* [Work instructions] Write out the entries again exactly as they are given.

═══ Stored records ═══

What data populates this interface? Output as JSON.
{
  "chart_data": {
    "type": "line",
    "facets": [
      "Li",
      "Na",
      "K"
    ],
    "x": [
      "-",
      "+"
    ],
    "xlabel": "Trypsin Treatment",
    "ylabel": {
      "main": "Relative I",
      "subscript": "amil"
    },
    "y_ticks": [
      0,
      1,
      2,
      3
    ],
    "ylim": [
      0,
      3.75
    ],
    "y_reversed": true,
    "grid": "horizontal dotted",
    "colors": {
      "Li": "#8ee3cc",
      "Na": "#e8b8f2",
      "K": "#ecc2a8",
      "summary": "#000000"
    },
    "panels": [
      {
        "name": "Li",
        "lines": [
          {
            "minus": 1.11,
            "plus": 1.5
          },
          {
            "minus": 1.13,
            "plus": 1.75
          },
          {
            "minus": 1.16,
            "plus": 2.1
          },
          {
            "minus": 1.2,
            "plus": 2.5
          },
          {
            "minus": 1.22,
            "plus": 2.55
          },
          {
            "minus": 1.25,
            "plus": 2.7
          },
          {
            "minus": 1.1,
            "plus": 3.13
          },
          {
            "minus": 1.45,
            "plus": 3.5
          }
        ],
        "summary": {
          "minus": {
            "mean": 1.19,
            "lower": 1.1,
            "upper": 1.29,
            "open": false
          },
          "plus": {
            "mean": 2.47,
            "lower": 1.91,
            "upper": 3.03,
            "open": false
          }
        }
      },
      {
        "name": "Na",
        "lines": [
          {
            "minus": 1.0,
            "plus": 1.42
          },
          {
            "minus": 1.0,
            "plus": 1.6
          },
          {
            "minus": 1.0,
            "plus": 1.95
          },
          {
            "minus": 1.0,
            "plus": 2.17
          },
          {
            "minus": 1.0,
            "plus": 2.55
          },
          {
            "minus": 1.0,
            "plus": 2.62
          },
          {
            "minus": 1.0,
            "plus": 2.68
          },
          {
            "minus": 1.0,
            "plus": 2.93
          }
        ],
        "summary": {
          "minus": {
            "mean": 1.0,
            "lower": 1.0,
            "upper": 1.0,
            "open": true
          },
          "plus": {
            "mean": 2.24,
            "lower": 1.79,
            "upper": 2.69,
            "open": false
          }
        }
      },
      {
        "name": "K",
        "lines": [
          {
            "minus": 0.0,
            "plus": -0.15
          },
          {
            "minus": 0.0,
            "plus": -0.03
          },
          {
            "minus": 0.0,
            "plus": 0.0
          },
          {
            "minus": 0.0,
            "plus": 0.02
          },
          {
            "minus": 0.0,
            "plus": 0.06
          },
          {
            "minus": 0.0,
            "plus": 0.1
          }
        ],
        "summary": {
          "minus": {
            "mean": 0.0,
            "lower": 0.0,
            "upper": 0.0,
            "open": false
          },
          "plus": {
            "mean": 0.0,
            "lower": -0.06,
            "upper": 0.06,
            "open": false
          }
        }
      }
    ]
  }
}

═══

* [Correct output]
What data populates this interface? Output as JSON.
{
  "chart_data": {
    "type": "line",
    "facets": [
      "Li",
      "Na",
      "K"
    ],
    "x": [
      "-",
      "+"
    ],
    "xlabel": "Trypsin Treatment",
    "ylabel": {
      "main": "Relative I",
      "subscript": "amil"
    },
    "y_ticks": [
      0,
      1,
      2,
      3
    ],
    "ylim": [
      0,
      3.75
    ],
    "y_reversed": true,
    "grid": "horizontal dotted",
    "colors": {
      "Li": "#8ee3cc",
      "Na": "#e8b8f2",
      "K": "#ecc2a8",
      "summary": "#000000"
    },
    "panels": [
      {
        "name": "Li",
        "lines": [
          {
            "minus": 1.11,
            "plus": 1.5
          },
          {
            "minus": 1.13,
            "plus": 1.75
          },
          {
            "minus": 1.16,
            "plus": 2.1
          },
          {
            "minus": 1.2,
            "plus": 2.5
          },
          {
            "minus": 1.22,
            "plus": 2.55
          },
          {
            "minus": 1.25,
            "plus": 2.7
          },
          {
            "minus": 1.1,
            "plus": 3.13
          },
          {
            "minus": 1.45,
            "plus": 3.5
          }
        ],
        "summary": {
          "minus": {
            "mean": 1.19,
            "lower": 1.1,
            "upper": 1.29,
            "open": false
          },
          "plus": {
            "mean": 2.47,
            "lower": 1.91,
            "upper": 3.03,
            "open": false
          }
        }
      },
      {
        "name": "Na",
        "lines": [
          {
            "minus": 1.0,
            "plus": 1.42
          },
          {
            "minus": 1.0,
            "plus": 1.6
          },
          {
            "minus": 1.0,
            "plus": 1.95
          },
          {
            "minus": 1.0,
            "plus": 2.17
          },
          {
            "minus": 1.0,
            "plus": 2.55
          },
          {
            "minus": 1.0,
            "plus": 2.62
          },
          {
            "minus": 1.0,
            "plus": 2.68
          },
          {
            "minus": 1.0,
            "plus": 2.93
          }
        ],
        "summary": {
          "minus": {
            "mean": 1.0,
            "lower": 1.0,
            "upper": 1.0,
            "open": true
          },
          "plus": {
            "mean": 2.24,
            "lower": 1.79,
            "upper": 2.69,
            "open": false
          }
        }
      },
      {
        "name": "K",
        "lines": [
          {
            "minus": 0.0,
            "plus": -0.15
          },
          {
            "minus": 0.0,
            "plus": -0.03
          },
          {
            "minus": 0.0,
            "plus": 0.0
          },
          {
            "minus": 0.0,
            "plus": 0.02
          },
          {
            "minus": 0.0,
            "plus": 0.06
          },
          {
            "minus": 0.0,
            "plus": 0.1
          }
        ],
        "summary": {
          "minus": {
            "mean": 0.0,
            "lower": 0.0,
            "upper": 0.0,
            "open": false
          },
          "plus": {
            "mean": 0.0,
            "lower": -0.06,
            "upper": 0.06,
            "open": false
          }
        }
      }
    ]
  }
}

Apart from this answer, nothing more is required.